Records from a data source:
■ ■ ■ ■ ■ ■ ■

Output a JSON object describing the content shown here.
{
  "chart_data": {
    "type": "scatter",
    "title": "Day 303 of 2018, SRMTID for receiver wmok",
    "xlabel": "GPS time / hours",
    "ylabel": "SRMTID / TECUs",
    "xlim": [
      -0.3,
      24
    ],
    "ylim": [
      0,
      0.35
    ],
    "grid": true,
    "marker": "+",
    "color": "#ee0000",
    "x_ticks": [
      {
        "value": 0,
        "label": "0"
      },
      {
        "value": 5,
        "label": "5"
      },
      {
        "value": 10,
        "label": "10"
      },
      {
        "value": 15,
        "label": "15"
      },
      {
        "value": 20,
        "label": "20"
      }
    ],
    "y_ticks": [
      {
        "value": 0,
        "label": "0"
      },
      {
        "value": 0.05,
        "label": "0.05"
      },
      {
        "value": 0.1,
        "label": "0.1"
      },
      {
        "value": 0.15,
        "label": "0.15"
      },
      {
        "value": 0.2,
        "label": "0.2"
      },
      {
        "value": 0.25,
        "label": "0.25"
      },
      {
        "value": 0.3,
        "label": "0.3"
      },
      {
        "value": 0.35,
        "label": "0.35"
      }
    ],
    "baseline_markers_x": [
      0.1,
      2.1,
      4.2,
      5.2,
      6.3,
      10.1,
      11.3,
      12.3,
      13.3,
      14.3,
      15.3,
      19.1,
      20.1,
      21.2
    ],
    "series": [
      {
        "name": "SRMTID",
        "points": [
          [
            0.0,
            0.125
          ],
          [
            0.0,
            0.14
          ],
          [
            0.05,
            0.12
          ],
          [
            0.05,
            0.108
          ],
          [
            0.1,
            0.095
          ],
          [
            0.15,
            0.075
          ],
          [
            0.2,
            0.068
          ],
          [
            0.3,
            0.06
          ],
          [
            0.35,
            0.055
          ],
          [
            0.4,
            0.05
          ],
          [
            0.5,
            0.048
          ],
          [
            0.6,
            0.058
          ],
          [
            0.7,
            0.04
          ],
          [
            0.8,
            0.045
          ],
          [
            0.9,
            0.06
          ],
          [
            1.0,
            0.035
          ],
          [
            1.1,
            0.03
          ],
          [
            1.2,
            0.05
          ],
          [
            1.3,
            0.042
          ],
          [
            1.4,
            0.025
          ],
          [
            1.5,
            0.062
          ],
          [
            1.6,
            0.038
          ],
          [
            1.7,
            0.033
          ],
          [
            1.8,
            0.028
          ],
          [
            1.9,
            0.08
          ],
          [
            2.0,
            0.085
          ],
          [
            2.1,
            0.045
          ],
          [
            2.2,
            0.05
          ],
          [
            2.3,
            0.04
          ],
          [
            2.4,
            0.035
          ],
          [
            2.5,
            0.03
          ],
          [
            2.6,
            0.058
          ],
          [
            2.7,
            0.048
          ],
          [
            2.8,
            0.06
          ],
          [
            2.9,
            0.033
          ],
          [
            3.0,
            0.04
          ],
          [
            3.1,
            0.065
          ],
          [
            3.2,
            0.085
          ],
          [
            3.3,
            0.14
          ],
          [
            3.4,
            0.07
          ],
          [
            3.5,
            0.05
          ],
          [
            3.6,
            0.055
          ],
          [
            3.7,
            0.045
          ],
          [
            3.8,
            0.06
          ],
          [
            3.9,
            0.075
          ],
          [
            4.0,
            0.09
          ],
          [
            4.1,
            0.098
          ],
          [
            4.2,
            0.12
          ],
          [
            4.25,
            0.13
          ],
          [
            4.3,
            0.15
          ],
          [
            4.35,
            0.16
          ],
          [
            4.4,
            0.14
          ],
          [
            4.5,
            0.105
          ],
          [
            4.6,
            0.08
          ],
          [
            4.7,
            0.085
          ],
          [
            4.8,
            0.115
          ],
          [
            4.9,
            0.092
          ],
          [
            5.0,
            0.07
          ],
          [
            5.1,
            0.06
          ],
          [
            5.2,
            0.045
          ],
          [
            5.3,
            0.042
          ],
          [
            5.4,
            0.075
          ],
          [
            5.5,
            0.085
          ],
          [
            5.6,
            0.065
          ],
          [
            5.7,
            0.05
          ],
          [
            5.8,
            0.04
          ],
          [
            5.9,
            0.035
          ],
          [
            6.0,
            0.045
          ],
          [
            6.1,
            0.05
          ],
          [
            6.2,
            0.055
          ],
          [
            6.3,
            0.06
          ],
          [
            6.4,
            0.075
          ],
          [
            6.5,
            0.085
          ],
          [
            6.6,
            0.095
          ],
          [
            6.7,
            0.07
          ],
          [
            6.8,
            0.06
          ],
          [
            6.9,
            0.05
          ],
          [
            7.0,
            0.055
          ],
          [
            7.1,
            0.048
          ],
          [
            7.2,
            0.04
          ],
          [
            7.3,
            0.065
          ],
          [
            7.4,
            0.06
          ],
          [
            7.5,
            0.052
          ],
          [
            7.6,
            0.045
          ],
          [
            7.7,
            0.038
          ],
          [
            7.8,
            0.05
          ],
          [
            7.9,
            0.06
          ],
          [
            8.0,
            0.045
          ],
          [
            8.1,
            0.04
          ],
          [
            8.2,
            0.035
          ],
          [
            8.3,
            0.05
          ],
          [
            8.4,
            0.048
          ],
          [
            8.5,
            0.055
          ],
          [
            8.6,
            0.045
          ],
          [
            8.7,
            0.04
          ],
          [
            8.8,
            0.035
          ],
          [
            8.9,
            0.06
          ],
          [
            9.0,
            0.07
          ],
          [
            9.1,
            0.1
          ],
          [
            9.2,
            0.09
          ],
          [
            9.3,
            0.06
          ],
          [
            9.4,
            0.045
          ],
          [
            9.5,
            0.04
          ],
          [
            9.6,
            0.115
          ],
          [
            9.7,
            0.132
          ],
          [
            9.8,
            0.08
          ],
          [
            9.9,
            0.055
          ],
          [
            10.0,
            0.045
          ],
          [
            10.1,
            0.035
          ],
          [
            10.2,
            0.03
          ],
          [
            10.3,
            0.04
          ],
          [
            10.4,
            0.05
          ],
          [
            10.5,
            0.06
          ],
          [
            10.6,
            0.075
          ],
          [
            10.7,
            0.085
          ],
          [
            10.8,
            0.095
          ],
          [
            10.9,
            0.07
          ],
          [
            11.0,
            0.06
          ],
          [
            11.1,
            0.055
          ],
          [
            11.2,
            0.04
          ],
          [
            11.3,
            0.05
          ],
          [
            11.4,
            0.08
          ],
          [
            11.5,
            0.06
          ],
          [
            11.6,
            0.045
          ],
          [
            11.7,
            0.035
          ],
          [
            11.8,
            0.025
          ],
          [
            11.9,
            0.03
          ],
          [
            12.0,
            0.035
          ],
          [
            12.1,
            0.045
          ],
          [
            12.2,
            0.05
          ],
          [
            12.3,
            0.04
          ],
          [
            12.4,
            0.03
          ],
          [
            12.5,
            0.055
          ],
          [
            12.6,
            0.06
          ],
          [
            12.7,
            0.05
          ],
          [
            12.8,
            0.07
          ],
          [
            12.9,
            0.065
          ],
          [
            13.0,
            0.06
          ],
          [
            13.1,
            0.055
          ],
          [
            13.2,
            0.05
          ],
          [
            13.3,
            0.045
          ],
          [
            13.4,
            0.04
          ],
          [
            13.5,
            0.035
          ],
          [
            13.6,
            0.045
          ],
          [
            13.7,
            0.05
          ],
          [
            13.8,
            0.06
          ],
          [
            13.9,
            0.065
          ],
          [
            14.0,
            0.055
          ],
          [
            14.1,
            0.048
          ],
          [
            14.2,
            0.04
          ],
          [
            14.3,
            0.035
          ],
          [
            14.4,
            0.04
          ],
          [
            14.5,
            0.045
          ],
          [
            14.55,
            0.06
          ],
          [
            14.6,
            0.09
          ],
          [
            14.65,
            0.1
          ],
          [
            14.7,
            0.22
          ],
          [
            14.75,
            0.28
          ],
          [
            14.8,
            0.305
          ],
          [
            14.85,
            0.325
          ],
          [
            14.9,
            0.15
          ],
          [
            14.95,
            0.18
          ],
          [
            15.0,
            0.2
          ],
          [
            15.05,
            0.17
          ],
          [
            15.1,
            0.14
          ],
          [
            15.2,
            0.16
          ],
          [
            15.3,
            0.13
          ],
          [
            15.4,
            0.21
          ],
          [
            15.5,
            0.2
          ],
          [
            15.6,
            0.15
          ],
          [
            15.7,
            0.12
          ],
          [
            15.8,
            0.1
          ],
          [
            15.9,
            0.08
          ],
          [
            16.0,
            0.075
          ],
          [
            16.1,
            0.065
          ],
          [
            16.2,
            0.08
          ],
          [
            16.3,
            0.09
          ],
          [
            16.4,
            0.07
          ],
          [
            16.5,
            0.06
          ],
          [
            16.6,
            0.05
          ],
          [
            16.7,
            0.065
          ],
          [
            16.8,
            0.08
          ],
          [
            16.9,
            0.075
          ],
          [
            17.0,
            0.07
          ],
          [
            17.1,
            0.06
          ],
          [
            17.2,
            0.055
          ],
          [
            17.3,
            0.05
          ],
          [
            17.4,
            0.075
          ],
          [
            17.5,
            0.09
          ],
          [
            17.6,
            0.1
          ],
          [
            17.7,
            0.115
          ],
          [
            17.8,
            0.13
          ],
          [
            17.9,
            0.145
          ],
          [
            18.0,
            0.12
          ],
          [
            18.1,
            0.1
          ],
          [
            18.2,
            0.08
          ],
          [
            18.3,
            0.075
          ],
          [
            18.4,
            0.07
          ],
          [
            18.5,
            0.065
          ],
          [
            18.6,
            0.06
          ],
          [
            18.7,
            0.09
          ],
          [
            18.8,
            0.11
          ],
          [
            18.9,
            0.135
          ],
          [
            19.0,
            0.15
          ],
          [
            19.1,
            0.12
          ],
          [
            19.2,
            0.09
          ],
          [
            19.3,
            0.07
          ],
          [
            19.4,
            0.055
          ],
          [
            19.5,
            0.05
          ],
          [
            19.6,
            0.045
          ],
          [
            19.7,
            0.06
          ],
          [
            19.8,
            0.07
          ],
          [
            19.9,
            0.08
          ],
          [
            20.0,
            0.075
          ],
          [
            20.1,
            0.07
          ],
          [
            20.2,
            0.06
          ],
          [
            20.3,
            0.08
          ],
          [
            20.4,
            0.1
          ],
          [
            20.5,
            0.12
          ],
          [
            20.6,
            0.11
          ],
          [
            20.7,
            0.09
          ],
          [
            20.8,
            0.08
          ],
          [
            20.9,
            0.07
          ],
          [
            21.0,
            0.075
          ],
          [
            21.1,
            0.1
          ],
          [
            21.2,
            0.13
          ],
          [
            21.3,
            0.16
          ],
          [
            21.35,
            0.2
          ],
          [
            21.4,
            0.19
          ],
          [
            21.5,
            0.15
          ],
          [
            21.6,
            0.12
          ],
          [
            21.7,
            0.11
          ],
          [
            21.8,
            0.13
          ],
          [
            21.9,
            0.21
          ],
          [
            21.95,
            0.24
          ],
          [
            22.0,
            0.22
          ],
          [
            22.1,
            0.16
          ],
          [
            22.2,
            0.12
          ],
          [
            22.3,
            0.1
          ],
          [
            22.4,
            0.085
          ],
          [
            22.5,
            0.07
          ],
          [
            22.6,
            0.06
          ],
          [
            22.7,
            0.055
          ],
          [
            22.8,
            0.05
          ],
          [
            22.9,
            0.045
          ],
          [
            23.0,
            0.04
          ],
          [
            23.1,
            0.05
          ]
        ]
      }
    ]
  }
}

■ ■ ■ ■ ■ ■ ■

▸ **EXERCISE PROMPT**
In the entries above, some lines may contain the string "SRMTID"; report how many, without additional comment.

▸ **SOLUTION**
3